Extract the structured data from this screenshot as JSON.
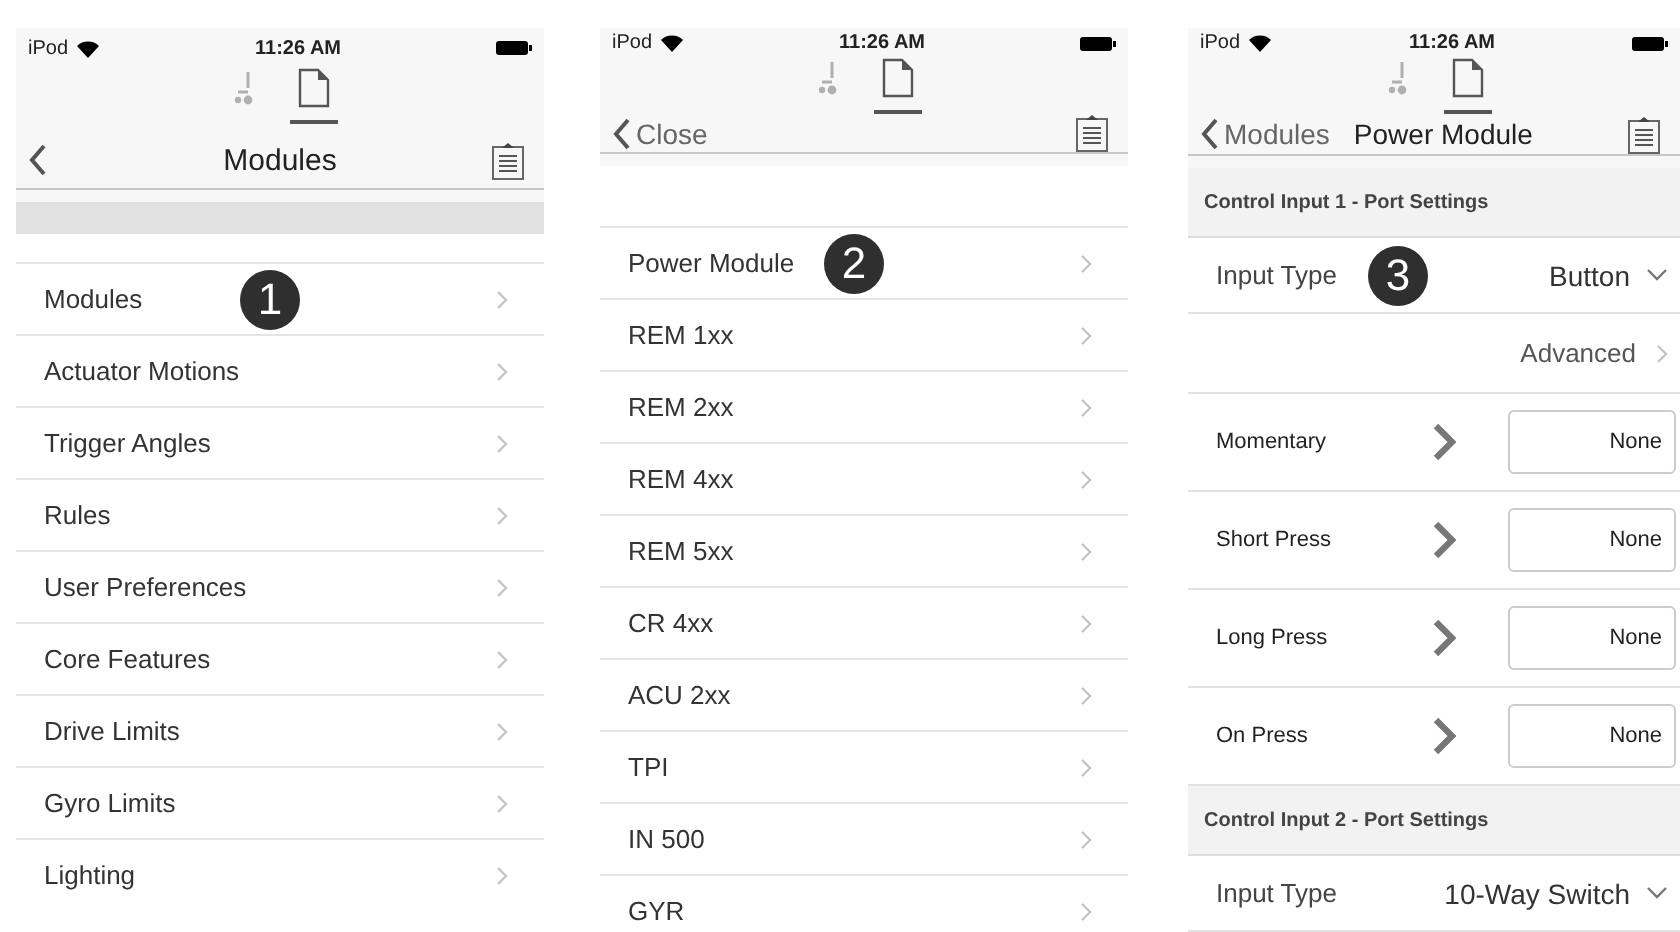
{
  "screens": [
    {
      "status_bar": {
        "carrier": "iPod",
        "time": "11:26 AM"
      },
      "tabs": [
        {
          "kind": "wheelchair",
          "selected": false
        },
        {
          "kind": "document",
          "selected": true
        }
      ],
      "nav": {
        "title": "Modules"
      },
      "grey_band": true,
      "items": [
        {
          "label": "Modules",
          "callout": "1"
        },
        {
          "label": "Actuator Motions"
        },
        {
          "label": "Trigger Angles"
        },
        {
          "label": "Rules"
        },
        {
          "label": "User Preferences"
        },
        {
          "label": "Core Features"
        },
        {
          "label": "Drive Limits"
        },
        {
          "label": "Gyro Limits"
        },
        {
          "label": "Lighting"
        }
      ]
    },
    {
      "status_bar": {
        "carrier": "iPod",
        "time": "11:26 AM"
      },
      "tabs": [
        {
          "kind": "wheelchair",
          "selected": false
        },
        {
          "kind": "document",
          "selected": true
        }
      ],
      "nav": {
        "back": "Close"
      },
      "items": [
        {
          "label": "Power Module",
          "callout": "2"
        },
        {
          "label": "REM 1xx"
        },
        {
          "label": "REM 2xx"
        },
        {
          "label": "REM 4xx"
        },
        {
          "label": "REM 5xx"
        },
        {
          "label": "CR 4xx"
        },
        {
          "label": "ACU 2xx"
        },
        {
          "label": "TPI"
        },
        {
          "label": "IN 500"
        },
        {
          "label": "GYR"
        }
      ]
    },
    {
      "status_bar": {
        "carrier": "iPod",
        "time": "11:26 AM"
      },
      "tabs": [
        {
          "kind": "wheelchair",
          "selected": false
        },
        {
          "kind": "document",
          "selected": true
        }
      ],
      "nav": {
        "back": "Modules",
        "title": "Power Module"
      },
      "sections": [
        {
          "header": "Control Input 1 - Port Settings",
          "rows": [
            {
              "kind": "select",
              "label": "Input Type",
              "value": "Button",
              "callout": "3"
            },
            {
              "kind": "link",
              "value": "Advanced"
            },
            {
              "kind": "action",
              "label": "Momentary",
              "value": "None"
            },
            {
              "kind": "action",
              "label": "Short Press",
              "value": "None"
            },
            {
              "kind": "action",
              "label": "Long Press",
              "value": "None"
            },
            {
              "kind": "action",
              "label": "On Press",
              "value": "None"
            }
          ]
        },
        {
          "header": "Control Input 2 - Port Settings",
          "rows": [
            {
              "kind": "select",
              "label": "Input Type",
              "value": "10-Way Switch"
            }
          ]
        }
      ]
    }
  ]
}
★ ★ ★ ★ ★ ★ ★
What to produce.
Skip the pictures, then retype every line above exactly.

Final result.
Extract the structured data from this screenshot as JSON.
{
  "screens": [
    {
      "status_bar": {
        "carrier": "iPod",
        "time": "11:26 AM"
      },
      "tabs": [
        {
          "kind": "wheelchair",
          "selected": false
        },
        {
          "kind": "document",
          "selected": true
        }
      ],
      "nav": {
        "title": "Modules"
      },
      "grey_band": true,
      "items": [
        {
          "label": "Modules",
          "callout": "1"
        },
        {
          "label": "Actuator Motions"
        },
        {
          "label": "Trigger Angles"
        },
        {
          "label": "Rules"
        },
        {
          "label": "User Preferences"
        },
        {
          "label": "Core Features"
        },
        {
          "label": "Drive Limits"
        },
        {
          "label": "Gyro Limits"
        },
        {
          "label": "Lighting"
        }
      ]
    },
    {
      "status_bar": {
        "carrier": "iPod",
        "time": "11:26 AM"
      },
      "tabs": [
        {
          "kind": "wheelchair",
          "selected": false
        },
        {
          "kind": "document",
          "selected": true
        }
      ],
      "nav": {
        "back": "Close"
      },
      "items": [
        {
          "label": "Power Module",
          "callout": "2"
        },
        {
          "label": "REM 1xx"
        },
        {
          "label": "REM 2xx"
        },
        {
          "label": "REM 4xx"
        },
        {
          "label": "REM 5xx"
        },
        {
          "label": "CR 4xx"
        },
        {
          "label": "ACU 2xx"
        },
        {
          "label": "TPI"
        },
        {
          "label": "IN 500"
        },
        {
          "label": "GYR"
        }
      ]
    },
    {
      "status_bar": {
        "carrier": "iPod",
        "time": "11:26 AM"
      },
      "tabs": [
        {
          "kind": "wheelchair",
          "selected": false
        },
        {
          "kind": "document",
          "selected": true
        }
      ],
      "nav": {
        "back": "Modules",
        "title": "Power Module"
      },
      "sections": [
        {
          "header": "Control Input 1 - Port Settings",
          "rows": [
            {
              "kind": "select",
              "label": "Input Type",
              "value": "Button",
              "callout": "3"
            },
            {
              "kind": "link",
              "value": "Advanced"
            },
            {
              "kind": "action",
              "label": "Momentary",
              "value": "None"
            },
            {
              "kind": "action",
              "label": "Short Press",
              "value": "None"
            },
            {
              "kind": "action",
              "label": "Long Press",
              "value": "None"
            },
            {
              "kind": "action",
              "label": "On Press",
              "value": "None"
            }
          ]
        },
        {
          "header": "Control Input 2 - Port Settings",
          "rows": [
            {
              "kind": "select",
              "label": "Input Type",
              "value": "10-Way Switch"
            }
          ]
        }
      ]
    }
  ]
}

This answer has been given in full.